■ Problem to solve ■
Copy each line that has the string "Desktop" somewhere in it.
>> BEGIN The input
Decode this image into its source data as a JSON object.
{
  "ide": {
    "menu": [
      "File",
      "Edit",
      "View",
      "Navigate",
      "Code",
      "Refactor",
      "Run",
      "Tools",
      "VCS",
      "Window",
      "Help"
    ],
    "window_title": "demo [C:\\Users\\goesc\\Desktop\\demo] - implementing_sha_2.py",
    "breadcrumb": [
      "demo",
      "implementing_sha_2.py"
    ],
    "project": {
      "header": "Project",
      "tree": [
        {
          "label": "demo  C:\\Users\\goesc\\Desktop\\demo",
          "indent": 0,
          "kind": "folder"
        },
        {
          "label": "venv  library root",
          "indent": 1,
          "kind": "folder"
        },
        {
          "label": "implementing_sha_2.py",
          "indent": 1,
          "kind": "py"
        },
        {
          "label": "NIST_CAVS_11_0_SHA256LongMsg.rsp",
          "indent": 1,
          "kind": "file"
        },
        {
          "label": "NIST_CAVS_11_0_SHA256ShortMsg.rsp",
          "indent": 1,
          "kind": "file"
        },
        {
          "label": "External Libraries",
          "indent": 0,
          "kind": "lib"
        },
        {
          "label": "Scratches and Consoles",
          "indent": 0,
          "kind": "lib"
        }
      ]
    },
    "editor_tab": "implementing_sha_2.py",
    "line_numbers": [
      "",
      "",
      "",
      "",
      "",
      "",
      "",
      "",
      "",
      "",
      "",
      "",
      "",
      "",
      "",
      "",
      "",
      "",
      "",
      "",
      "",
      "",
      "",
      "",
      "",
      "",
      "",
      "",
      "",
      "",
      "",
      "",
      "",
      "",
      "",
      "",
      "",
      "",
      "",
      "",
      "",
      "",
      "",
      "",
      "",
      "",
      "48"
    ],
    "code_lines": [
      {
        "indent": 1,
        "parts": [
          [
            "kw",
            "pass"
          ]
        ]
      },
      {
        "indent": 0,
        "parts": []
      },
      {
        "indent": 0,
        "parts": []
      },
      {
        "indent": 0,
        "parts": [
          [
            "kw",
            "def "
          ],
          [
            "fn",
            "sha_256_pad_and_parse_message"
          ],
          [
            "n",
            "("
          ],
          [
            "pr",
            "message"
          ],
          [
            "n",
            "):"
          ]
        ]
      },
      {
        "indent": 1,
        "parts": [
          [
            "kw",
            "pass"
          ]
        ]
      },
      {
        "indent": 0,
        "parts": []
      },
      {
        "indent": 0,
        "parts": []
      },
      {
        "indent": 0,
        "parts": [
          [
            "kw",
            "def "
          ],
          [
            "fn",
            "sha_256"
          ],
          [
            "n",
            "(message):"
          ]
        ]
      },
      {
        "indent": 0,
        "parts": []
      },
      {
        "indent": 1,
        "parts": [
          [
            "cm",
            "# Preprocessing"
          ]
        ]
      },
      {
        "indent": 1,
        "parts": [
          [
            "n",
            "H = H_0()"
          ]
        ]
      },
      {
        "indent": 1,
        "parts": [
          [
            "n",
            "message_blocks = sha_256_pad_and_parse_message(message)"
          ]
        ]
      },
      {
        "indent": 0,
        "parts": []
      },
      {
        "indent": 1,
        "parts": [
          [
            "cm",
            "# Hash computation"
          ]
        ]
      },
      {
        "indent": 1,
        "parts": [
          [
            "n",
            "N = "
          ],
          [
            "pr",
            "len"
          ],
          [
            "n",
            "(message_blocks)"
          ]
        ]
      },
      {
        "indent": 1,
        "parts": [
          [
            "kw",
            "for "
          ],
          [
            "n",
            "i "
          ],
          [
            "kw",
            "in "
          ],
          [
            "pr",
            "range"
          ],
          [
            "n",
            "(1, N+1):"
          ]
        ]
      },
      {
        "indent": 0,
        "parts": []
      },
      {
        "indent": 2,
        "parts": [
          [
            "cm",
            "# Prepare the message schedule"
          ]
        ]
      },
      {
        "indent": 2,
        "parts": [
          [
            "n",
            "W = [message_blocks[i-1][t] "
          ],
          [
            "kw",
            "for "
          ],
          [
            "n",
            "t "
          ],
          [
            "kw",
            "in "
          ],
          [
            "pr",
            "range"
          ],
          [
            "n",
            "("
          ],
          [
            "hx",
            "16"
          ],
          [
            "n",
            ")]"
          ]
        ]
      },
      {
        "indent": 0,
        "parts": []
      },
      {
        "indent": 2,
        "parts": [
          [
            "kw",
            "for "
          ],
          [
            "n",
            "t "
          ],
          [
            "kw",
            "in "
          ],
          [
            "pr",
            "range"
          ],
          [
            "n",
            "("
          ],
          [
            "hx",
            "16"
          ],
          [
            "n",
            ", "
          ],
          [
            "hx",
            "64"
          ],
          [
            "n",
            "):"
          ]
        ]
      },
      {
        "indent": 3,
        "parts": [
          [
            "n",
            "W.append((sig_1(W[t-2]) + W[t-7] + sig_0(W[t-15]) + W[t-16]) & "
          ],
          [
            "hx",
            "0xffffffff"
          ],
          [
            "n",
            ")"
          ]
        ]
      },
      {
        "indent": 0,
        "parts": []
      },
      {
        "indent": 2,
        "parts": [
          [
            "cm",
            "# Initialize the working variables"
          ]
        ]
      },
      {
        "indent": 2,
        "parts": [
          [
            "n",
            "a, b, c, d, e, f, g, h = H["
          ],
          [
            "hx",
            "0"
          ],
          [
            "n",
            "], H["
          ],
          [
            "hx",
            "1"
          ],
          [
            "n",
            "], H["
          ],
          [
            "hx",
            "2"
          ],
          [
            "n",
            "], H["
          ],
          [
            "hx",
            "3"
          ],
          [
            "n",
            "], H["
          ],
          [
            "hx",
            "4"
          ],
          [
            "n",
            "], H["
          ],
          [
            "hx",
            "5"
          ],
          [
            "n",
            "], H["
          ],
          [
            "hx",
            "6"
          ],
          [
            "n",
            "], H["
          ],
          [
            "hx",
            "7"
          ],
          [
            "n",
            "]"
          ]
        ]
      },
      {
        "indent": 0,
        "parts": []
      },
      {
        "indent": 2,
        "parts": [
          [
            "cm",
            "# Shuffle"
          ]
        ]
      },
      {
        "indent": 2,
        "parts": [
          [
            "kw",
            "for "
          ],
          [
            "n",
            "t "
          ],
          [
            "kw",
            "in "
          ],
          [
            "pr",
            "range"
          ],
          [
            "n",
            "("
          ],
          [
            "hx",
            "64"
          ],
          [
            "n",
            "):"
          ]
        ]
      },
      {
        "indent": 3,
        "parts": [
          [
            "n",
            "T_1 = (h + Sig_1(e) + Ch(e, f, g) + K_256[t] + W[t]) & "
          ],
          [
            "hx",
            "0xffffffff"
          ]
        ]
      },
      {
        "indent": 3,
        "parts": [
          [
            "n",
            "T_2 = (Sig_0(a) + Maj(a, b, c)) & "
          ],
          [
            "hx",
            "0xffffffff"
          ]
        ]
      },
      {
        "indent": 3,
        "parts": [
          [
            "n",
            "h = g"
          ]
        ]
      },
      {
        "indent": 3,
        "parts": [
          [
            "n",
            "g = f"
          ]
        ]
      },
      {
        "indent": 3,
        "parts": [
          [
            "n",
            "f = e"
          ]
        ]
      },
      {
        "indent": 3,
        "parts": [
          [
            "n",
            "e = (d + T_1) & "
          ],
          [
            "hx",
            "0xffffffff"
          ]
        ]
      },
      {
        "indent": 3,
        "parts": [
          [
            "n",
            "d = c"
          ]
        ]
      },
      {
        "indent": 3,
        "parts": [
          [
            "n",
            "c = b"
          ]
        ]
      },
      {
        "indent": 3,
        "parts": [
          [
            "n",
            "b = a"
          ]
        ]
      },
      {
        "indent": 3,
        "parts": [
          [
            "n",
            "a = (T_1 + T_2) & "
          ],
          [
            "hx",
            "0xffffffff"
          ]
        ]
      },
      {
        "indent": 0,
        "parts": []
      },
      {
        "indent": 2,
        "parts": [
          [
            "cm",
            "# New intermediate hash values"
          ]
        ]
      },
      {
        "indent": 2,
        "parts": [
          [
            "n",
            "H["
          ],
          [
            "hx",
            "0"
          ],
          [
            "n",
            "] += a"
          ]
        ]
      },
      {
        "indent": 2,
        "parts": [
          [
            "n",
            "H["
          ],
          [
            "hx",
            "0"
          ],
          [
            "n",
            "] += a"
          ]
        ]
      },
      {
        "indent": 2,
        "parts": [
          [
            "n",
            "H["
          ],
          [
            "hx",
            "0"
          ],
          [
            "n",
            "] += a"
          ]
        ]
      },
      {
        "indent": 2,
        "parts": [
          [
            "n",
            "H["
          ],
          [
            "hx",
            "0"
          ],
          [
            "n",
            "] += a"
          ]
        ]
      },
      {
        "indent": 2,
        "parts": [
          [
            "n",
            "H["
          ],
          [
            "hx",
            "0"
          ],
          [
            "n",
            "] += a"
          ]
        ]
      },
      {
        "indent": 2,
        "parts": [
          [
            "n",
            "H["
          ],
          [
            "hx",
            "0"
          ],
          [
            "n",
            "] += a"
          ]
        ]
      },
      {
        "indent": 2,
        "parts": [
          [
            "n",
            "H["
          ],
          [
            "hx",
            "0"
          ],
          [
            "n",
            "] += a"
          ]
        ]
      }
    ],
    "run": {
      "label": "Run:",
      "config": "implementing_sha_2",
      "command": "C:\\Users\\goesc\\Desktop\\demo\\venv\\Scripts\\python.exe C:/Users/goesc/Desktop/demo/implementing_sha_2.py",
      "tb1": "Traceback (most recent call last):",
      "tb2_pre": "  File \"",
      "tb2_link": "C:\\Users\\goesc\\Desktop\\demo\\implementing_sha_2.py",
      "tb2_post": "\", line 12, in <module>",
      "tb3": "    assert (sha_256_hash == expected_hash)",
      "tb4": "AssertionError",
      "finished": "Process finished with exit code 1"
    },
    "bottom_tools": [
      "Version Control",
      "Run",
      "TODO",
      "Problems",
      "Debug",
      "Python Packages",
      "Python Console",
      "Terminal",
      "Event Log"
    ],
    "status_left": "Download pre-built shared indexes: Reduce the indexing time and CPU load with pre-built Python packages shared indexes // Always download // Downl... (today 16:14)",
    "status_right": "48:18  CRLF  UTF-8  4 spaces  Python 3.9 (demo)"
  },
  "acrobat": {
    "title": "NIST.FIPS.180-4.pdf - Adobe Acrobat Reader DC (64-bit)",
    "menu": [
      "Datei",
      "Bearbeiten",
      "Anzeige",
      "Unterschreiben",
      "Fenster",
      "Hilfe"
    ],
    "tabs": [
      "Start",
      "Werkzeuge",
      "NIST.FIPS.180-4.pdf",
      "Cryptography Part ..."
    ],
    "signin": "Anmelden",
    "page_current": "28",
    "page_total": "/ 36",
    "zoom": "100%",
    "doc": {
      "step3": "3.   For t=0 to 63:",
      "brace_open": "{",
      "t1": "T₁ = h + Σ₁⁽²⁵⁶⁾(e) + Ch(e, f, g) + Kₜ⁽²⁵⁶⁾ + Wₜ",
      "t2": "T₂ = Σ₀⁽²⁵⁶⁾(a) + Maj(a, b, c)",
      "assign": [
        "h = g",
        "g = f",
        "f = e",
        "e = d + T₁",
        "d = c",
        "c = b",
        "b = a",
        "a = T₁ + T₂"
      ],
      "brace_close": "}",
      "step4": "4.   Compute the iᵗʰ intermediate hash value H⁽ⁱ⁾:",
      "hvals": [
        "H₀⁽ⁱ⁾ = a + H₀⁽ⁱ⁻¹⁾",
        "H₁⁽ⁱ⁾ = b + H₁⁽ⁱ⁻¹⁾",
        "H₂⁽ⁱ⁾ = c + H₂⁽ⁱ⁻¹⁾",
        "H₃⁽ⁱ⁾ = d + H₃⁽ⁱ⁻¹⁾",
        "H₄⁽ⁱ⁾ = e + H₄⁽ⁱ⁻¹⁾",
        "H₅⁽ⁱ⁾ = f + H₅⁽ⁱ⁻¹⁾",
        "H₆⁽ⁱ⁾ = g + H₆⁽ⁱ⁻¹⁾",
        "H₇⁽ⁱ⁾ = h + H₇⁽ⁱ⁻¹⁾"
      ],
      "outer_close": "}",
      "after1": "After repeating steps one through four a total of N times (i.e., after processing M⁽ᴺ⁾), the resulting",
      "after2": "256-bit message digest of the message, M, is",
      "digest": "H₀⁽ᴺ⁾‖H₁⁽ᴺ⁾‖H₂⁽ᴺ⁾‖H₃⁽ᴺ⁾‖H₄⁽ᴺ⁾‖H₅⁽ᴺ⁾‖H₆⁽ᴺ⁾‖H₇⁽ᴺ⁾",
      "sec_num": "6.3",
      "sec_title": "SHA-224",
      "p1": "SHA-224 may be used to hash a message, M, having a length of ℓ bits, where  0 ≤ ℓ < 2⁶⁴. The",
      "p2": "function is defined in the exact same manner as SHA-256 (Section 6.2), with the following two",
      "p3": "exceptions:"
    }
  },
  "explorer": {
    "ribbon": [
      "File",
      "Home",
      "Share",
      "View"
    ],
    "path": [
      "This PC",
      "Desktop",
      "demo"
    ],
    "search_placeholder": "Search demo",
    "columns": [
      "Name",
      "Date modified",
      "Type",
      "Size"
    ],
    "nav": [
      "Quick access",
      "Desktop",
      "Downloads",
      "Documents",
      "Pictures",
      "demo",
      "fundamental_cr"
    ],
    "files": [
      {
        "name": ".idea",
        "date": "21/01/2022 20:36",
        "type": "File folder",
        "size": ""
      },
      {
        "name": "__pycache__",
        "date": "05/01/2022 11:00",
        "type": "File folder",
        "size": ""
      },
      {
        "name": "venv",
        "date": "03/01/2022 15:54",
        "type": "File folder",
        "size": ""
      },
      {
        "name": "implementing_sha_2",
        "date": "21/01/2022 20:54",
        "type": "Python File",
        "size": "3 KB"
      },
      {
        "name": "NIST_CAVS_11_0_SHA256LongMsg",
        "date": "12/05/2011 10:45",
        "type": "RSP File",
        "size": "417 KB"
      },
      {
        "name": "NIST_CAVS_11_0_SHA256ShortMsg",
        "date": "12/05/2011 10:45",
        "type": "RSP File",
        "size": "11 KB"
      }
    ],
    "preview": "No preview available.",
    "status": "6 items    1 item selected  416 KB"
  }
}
>> END The input
■ Result of the exercise ■
    "window_title": "demo [C:\\Users\\goesc\\Desktop\\demo] - implementing_sha_2.py",
          "label": "demo  C:\\Users\\goesc\\Desktop\\demo",
      "command": "C:\\Users\\goesc\\Desktop\\demo\\venv\\Scripts\\python.exe C:/Users/goesc/Desktop/demo/implementing_sha_2.py",
      "tb2_link": "C:\\Users\\goesc\\Desktop\\demo\\implementing_sha_2.py",
      "Desktop",
      "Desktop",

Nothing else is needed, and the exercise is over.